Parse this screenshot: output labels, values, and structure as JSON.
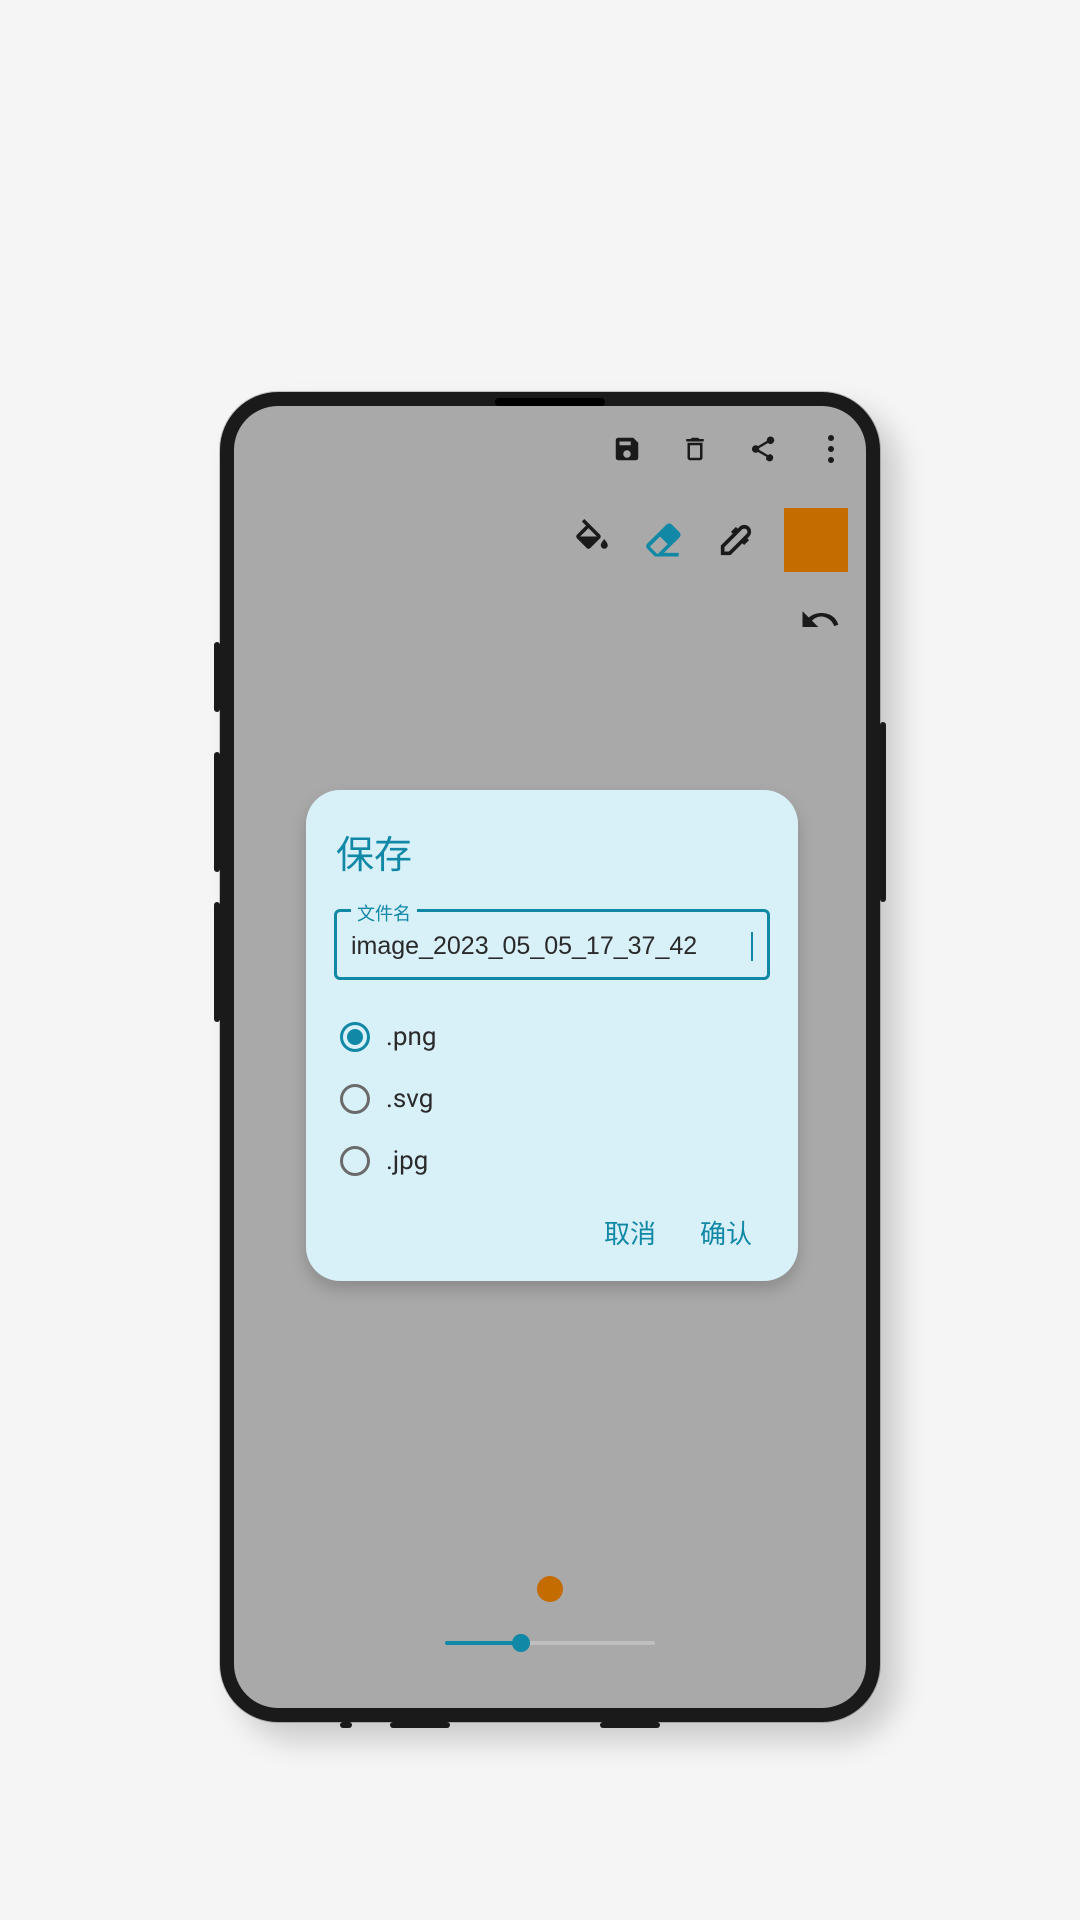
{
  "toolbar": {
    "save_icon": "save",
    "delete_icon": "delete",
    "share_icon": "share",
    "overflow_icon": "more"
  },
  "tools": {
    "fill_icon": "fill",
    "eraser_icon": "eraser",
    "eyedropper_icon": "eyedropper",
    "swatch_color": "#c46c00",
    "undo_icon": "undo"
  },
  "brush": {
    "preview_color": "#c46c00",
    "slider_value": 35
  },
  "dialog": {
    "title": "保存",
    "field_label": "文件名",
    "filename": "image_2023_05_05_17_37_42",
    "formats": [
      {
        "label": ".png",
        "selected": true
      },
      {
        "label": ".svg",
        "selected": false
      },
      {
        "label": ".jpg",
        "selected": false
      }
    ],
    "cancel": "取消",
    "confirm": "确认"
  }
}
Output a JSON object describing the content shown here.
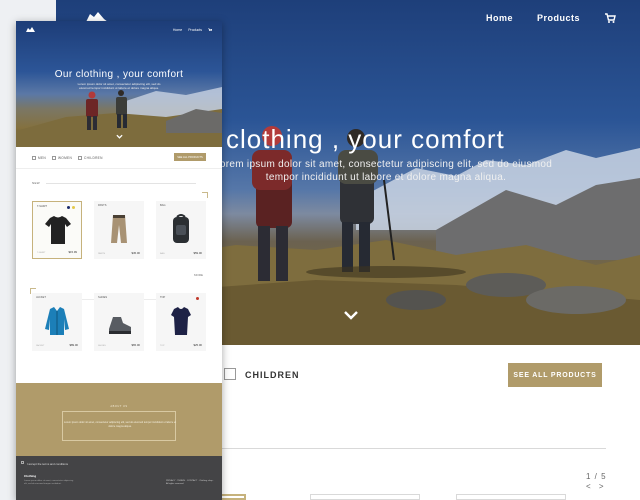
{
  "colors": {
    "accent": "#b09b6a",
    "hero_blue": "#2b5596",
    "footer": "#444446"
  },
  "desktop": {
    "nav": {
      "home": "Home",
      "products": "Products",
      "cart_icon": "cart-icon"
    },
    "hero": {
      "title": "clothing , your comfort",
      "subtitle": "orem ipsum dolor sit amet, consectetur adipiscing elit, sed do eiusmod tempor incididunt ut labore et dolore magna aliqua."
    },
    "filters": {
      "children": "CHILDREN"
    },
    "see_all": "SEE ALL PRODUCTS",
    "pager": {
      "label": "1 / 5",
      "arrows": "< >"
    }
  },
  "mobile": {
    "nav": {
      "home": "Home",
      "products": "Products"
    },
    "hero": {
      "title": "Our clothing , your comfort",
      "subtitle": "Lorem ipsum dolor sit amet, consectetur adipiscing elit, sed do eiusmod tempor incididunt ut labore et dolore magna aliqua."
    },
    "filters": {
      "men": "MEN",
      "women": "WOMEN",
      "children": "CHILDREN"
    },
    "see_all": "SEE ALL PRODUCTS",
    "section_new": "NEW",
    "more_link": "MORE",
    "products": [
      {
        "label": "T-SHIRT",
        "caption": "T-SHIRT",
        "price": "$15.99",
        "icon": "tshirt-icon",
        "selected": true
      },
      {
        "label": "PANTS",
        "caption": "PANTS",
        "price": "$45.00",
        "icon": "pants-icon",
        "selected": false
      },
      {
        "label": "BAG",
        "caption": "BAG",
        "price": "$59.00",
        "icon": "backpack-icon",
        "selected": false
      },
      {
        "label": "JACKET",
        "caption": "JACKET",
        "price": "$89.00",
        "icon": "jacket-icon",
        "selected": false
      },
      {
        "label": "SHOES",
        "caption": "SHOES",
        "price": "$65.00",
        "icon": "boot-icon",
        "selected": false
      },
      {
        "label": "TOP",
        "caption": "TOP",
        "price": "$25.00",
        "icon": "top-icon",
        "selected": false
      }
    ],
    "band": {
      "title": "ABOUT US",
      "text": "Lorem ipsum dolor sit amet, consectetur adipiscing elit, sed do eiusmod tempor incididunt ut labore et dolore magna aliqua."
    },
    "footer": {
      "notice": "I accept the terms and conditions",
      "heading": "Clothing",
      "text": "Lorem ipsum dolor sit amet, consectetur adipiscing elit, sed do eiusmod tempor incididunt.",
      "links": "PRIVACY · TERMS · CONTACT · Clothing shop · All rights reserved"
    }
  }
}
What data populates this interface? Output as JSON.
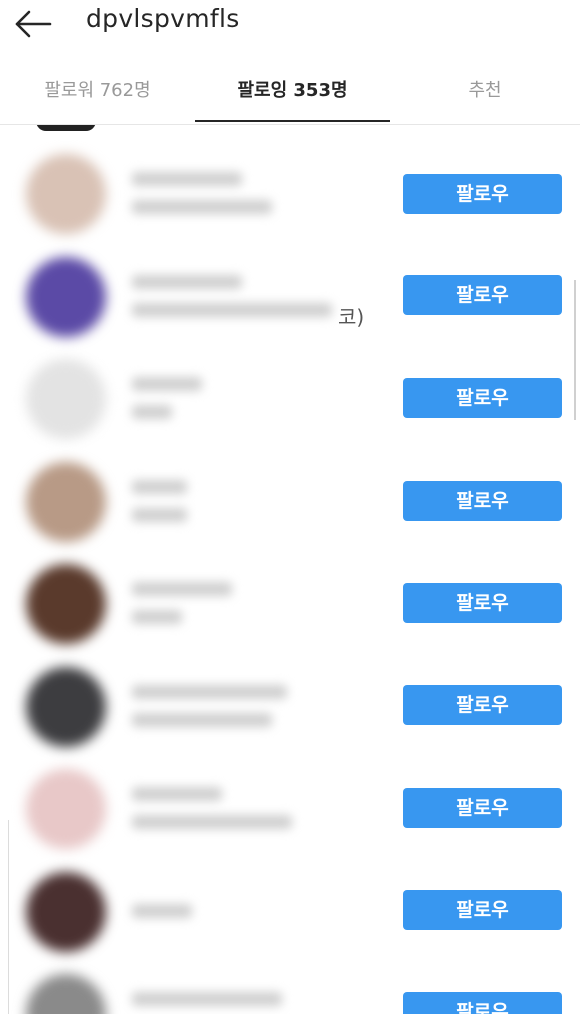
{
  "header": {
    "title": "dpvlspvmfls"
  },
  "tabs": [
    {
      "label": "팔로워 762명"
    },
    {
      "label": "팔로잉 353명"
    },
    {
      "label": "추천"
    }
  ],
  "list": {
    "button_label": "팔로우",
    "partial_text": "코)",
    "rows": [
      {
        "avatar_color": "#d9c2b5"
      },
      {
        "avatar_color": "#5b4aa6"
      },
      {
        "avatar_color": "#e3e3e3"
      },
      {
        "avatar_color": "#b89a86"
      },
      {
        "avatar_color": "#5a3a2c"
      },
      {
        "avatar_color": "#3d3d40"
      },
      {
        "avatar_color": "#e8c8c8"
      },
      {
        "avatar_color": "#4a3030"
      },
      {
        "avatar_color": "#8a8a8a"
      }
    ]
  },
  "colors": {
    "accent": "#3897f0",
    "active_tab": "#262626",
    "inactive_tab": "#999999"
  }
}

|---|

What the task asks.
All of the data above should be quoted exactly, except for the pictures.

Full output.
Parse this screenshot: output labels, values, and structure as JSON.
{
  "toolbar": {
    "save_icon": "save",
    "delete_icon": "delete",
    "share_icon": "share",
    "overflow_icon": "more"
  },
  "tools": {
    "fill_icon": "fill",
    "eraser_icon": "eraser",
    "eyedropper_icon": "eyedropper",
    "swatch_color": "#c46c00",
    "undo_icon": "undo"
  },
  "brush": {
    "preview_color": "#c46c00",
    "slider_value": 35
  },
  "dialog": {
    "title": "保存",
    "field_label": "文件名",
    "filename": "image_2023_05_05_17_37_42",
    "formats": [
      {
        "label": ".png",
        "selected": true
      },
      {
        "label": ".svg",
        "selected": false
      },
      {
        "label": ".jpg",
        "selected": false
      }
    ],
    "cancel": "取消",
    "confirm": "确认"
  }
}
Output a JSON object describing the content shown here.
{
  "colors": {
    "accent": "#b09b6a",
    "hero_blue": "#2b5596",
    "footer": "#444446"
  },
  "desktop": {
    "nav": {
      "home": "Home",
      "products": "Products",
      "cart_icon": "cart-icon"
    },
    "hero": {
      "title": "clothing , your comfort",
      "subtitle": "orem ipsum dolor sit amet, consectetur adipiscing elit, sed do eiusmod tempor incididunt ut labore et dolore magna aliqua."
    },
    "filters": {
      "children": "CHILDREN"
    },
    "see_all": "SEE ALL PRODUCTS",
    "pager": {
      "label": "1 / 5",
      "arrows": "< >"
    }
  },
  "mobile": {
    "nav": {
      "home": "Home",
      "products": "Products"
    },
    "hero": {
      "title": "Our clothing , your comfort",
      "subtitle": "Lorem ipsum dolor sit amet, consectetur adipiscing elit, sed do eiusmod tempor incididunt ut labore et dolore magna aliqua."
    },
    "filters": {
      "men": "MEN",
      "women": "WOMEN",
      "children": "CHILDREN"
    },
    "see_all": "SEE ALL PRODUCTS",
    "section_new": "NEW",
    "more_link": "MORE",
    "products": [
      {
        "label": "T-SHIRT",
        "caption": "T-SHIRT",
        "price": "$15.99",
        "icon": "tshirt-icon",
        "selected": true
      },
      {
        "label": "PANTS",
        "caption": "PANTS",
        "price": "$45.00",
        "icon": "pants-icon",
        "selected": false
      },
      {
        "label": "BAG",
        "caption": "BAG",
        "price": "$59.00",
        "icon": "backpack-icon",
        "selected": false
      },
      {
        "label": "JACKET",
        "caption": "JACKET",
        "price": "$89.00",
        "icon": "jacket-icon",
        "selected": false
      },
      {
        "label": "SHOES",
        "caption": "SHOES",
        "price": "$65.00",
        "icon": "boot-icon",
        "selected": false
      },
      {
        "label": "TOP",
        "caption": "TOP",
        "price": "$25.00",
        "icon": "top-icon",
        "selected": false
      }
    ],
    "band": {
      "title": "ABOUT US",
      "text": "Lorem ipsum dolor sit amet, consectetur adipiscing elit, sed do eiusmod tempor incididunt ut labore et dolore magna aliqua."
    },
    "footer": {
      "notice": "I accept the terms and conditions",
      "heading": "Clothing",
      "text": "Lorem ipsum dolor sit amet, consectetur adipiscing elit, sed do eiusmod tempor incididunt.",
      "links": "PRIVACY · TERMS · CONTACT · Clothing shop · All rights reserved"
    }
  }
}
What data populates this interface? Output as JSON.
{
  "header": {
    "title": "dpvlspvmfls"
  },
  "tabs": [
    {
      "label": "팔로워 762명"
    },
    {
      "label": "팔로잉 353명"
    },
    {
      "label": "추천"
    }
  ],
  "list": {
    "button_label": "팔로우",
    "partial_text": "코)",
    "rows": [
      {
        "avatar_color": "#d9c2b5"
      },
      {
        "avatar_color": "#5b4aa6"
      },
      {
        "avatar_color": "#e3e3e3"
      },
      {
        "avatar_color": "#b89a86"
      },
      {
        "avatar_color": "#5a3a2c"
      },
      {
        "avatar_color": "#3d3d40"
      },
      {
        "avatar_color": "#e8c8c8"
      },
      {
        "avatar_color": "#4a3030"
      },
      {
        "avatar_color": "#8a8a8a"
      }
    ]
  },
  "colors": {
    "accent": "#3897f0",
    "active_tab": "#262626",
    "inactive_tab": "#999999"
  }
}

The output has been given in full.